:: TEXT
The Three Cranes Challenge was first started in 2010 by the farmers in the Karkloof Conservancy in order to generate funds to fund our conservation projects, in particular, the conservation of the Wattled, Blue and Grey Crowned Cranes.

The Karkloof Conservancy welcomes you to the Three Cranes Challenge and would like to thank you for your support.

Our motto is to CONSERVE, PROTECT AND EDUCATE. In order for one to conserve and protect something they need to be educated as to WHY they must conserve and protect it, they need to know WHAT they are conserving and protecting and HOW to do this with as minimal footprint as possible.

Our vision for the Karkloof is to conserve the biodiversity of the entire Karkloof and beyond, to protect all species and their habitats, to support long term sustainable resource utilization and to work within our local communities to educate and promote development.
::::
JOBS:
- A) According to the Three Cranes Challenge text, in what year was the challenge first started?
- B) Copy the Three Cranes Challenge text from "Our motto is" up to and including "and promote development.".
- C) Proceed with the Three Cranes Challenge text, picking up after its last sentence.
:: DATA RECORDS
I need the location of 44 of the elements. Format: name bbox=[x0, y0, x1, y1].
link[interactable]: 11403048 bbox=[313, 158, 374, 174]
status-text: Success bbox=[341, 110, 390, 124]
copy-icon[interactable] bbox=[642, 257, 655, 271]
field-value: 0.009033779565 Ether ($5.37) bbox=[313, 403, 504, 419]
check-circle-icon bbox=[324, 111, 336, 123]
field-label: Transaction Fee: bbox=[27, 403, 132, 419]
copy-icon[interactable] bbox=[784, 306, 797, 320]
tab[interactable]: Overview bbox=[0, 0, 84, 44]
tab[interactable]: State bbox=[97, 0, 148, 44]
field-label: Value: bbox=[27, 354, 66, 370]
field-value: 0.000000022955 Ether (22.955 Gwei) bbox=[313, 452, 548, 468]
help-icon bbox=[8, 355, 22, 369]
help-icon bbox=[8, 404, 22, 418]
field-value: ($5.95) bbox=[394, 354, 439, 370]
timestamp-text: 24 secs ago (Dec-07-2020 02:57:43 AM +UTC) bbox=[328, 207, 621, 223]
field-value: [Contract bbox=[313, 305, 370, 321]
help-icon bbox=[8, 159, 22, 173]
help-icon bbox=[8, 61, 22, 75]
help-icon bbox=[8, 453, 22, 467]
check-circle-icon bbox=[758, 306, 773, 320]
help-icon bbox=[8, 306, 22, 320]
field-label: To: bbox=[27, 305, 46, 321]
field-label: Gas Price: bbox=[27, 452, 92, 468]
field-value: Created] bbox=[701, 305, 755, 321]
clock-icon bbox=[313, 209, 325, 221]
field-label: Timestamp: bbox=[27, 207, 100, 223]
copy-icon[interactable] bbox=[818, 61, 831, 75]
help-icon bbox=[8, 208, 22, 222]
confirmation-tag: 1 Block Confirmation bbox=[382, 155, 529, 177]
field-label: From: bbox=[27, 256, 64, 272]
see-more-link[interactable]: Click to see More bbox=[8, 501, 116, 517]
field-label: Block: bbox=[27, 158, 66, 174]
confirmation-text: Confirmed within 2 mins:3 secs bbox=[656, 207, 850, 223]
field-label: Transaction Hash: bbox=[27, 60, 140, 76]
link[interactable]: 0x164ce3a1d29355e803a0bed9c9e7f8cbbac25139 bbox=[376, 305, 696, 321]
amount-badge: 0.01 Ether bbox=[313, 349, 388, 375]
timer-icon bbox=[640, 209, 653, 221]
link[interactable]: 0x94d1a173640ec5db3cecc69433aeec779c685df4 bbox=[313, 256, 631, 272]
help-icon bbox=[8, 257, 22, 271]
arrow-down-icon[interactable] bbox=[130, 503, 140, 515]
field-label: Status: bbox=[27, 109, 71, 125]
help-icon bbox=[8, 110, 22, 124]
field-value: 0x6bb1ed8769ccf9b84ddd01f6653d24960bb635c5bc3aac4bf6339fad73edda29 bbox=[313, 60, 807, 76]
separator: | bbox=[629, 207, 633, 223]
::::
PER-TASK OUTPUTS:
- A) 2010

- B)
Our motto is to CONSERVE, PROTECT AND EDUCATE. In order for one to conserve and protect something they need to be educated as to WHY they must conserve and protect it, they need to know WHAT they are conserving and protecting and HOW to do this with as minimal footprint as possible.

Our vision for the Karkloof is to conserve the biodiversity of the entire Karkloof and beyond, to protect all species and their habitats, to support long term sustainable resource utilization and to work within our local communities to educate and promote development.

- C)
The Conservancy was formed in March 1998 by none other than Carolyn Goble and spans an area of approx. 40 000 hectares. It comprises of local farmers, forestry and land owners who strive to protect our biodiversity. Since our inception, we have been involved in many conservation and community projects and environmental education. We have two world class bird hides close to the conservation centre, which have provided many hours of good birding of many rare and endangered species of birds. We also have a beautiful picnic area where you can come and enjoy your meal while listening to the sounds of birds and cranes and breath in some good, clean fresh air.

We do a lot of work in our three local farm schools. We work with them, creating vegetable gardens, teaching them about birds and the cranes and what it means if they are endangered, how to care for the earth and that everything is connected, and try and teach them skills that they will use outside of school. Children are like sponges, they are our future conservationists, which is why it is vitally important to go into the schools and expose them to these things.

The success of our Conservancy is as a result of collaborations with many environmental organisations like EWT, WWF, Sanparks, Ezemvelo, the Honorary Officers, Birdlife and our landowners, communities and farmers.

Our Conservation Centre was opened in October 2007 by Dr Ian Player, which in itself, says it all. He epitomised “conservation” and would not have endorsed the Conservancy had he not believed in what we stand for.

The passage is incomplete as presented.